===== SUPPLIED RECORDS
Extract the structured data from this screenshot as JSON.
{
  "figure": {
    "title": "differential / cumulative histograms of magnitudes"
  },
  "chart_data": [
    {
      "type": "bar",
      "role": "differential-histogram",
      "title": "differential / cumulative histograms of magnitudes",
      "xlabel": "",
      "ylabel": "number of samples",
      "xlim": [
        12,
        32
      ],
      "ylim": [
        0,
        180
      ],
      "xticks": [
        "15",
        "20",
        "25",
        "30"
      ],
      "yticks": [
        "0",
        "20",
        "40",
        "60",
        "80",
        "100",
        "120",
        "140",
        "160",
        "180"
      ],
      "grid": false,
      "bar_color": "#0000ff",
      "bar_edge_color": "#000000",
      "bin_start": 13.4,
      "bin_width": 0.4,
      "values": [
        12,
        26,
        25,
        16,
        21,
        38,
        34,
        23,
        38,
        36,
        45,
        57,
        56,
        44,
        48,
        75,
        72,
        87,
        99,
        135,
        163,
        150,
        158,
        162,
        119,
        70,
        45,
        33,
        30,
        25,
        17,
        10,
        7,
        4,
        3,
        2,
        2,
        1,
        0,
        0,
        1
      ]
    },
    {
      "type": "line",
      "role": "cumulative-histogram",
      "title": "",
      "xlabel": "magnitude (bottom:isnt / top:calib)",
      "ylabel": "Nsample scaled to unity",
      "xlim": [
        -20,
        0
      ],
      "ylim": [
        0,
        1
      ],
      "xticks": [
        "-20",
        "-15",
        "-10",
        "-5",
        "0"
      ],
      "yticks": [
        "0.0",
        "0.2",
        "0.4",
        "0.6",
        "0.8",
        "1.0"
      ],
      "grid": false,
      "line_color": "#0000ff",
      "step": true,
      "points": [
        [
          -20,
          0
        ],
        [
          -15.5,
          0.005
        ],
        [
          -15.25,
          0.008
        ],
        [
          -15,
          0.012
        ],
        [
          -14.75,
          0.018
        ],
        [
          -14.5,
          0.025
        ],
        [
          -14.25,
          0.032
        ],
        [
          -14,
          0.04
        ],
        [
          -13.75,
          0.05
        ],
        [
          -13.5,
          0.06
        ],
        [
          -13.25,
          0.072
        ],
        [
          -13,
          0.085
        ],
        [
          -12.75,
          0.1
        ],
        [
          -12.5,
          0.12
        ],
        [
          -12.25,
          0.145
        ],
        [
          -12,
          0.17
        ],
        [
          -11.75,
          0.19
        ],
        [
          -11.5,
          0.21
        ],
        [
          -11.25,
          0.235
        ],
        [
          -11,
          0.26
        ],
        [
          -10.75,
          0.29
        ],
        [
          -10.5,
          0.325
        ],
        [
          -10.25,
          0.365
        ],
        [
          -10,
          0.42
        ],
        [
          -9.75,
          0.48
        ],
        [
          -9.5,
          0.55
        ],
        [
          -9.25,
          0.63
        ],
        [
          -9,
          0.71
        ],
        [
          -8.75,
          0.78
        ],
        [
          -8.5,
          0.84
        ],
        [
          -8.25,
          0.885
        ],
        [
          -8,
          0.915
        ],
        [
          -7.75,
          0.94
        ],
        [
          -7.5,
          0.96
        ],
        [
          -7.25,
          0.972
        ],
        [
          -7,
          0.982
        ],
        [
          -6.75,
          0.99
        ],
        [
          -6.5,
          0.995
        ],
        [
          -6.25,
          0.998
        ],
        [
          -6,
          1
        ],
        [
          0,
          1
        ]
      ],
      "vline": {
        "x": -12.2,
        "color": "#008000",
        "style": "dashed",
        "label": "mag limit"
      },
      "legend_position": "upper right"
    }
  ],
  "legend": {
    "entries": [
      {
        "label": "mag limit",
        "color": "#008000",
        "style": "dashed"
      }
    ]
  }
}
==========
TASK =
Reproduce the material precisely, including every line.

PROBLEM SOLUTION =
Extract the structured data from this screenshot as JSON.
{
  "figure": {
    "title": "differential / cumulative histograms of magnitudes"
  },
  "chart_data": [
    {
      "type": "bar",
      "role": "differential-histogram",
      "title": "differential / cumulative histograms of magnitudes",
      "xlabel": "",
      "ylabel": "number of samples",
      "xlim": [
        12,
        32
      ],
      "ylim": [
        0,
        180
      ],
      "xticks": [
        "15",
        "20",
        "25",
        "30"
      ],
      "yticks": [
        "0",
        "20",
        "40",
        "60",
        "80",
        "100",
        "120",
        "140",
        "160",
        "180"
      ],
      "grid": false,
      "bar_color": "#0000ff",
      "bar_edge_color": "#000000",
      "bin_start": 13.4,
      "bin_width": 0.4,
      "values": [
        12,
        26,
        25,
        16,
        21,
        38,
        34,
        23,
        38,
        36,
        45,
        57,
        56,
        44,
        48,
        75,
        72,
        87,
        99,
        135,
        163,
        150,
        158,
        162,
        119,
        70,
        45,
        33,
        30,
        25,
        17,
        10,
        7,
        4,
        3,
        2,
        2,
        1,
        0,
        0,
        1
      ]
    },
    {
      "type": "line",
      "role": "cumulative-histogram",
      "title": "",
      "xlabel": "magnitude (bottom:isnt / top:calib)",
      "ylabel": "Nsample scaled to unity",
      "xlim": [
        -20,
        0
      ],
      "ylim": [
        0,
        1
      ],
      "xticks": [
        "-20",
        "-15",
        "-10",
        "-5",
        "0"
      ],
      "yticks": [
        "0.0",
        "0.2",
        "0.4",
        "0.6",
        "0.8",
        "1.0"
      ],
      "grid": false,
      "line_color": "#0000ff",
      "step": true,
      "points": [
        [
          -20,
          0
        ],
        [
          -15.5,
          0.005
        ],
        [
          -15.25,
          0.008
        ],
        [
          -15,
          0.012
        ],
        [
          -14.75,
          0.018
        ],
        [
          -14.5,
          0.025
        ],
        [
          -14.25,
          0.032
        ],
        [
          -14,
          0.04
        ],
        [
          -13.75,
          0.05
        ],
        [
          -13.5,
          0.06
        ],
        [
          -13.25,
          0.072
        ],
        [
          -13,
          0.085
        ],
        [
          -12.75,
          0.1
        ],
        [
          -12.5,
          0.12
        ],
        [
          -12.25,
          0.145
        ],
        [
          -12,
          0.17
        ],
        [
          -11.75,
          0.19
        ],
        [
          -11.5,
          0.21
        ],
        [
          -11.25,
          0.235
        ],
        [
          -11,
          0.26
        ],
        [
          -10.75,
          0.29
        ],
        [
          -10.5,
          0.325
        ],
        [
          -10.25,
          0.365
        ],
        [
          -10,
          0.42
        ],
        [
          -9.75,
          0.48
        ],
        [
          -9.5,
          0.55
        ],
        [
          -9.25,
          0.63
        ],
        [
          -9,
          0.71
        ],
        [
          -8.75,
          0.78
        ],
        [
          -8.5,
          0.84
        ],
        [
          -8.25,
          0.885
        ],
        [
          -8,
          0.915
        ],
        [
          -7.75,
          0.94
        ],
        [
          -7.5,
          0.96
        ],
        [
          -7.25,
          0.972
        ],
        [
          -7,
          0.982
        ],
        [
          -6.75,
          0.99
        ],
        [
          -6.5,
          0.995
        ],
        [
          -6.25,
          0.998
        ],
        [
          -6,
          1
        ],
        [
          0,
          1
        ]
      ],
      "vline": {
        "x": -12.2,
        "color": "#008000",
        "style": "dashed",
        "label": "mag limit"
      },
      "legend_position": "upper right"
    }
  ],
  "legend": {
    "entries": [
      {
        "label": "mag limit",
        "color": "#008000",
        "style": "dashed"
      }
    ]
  }
}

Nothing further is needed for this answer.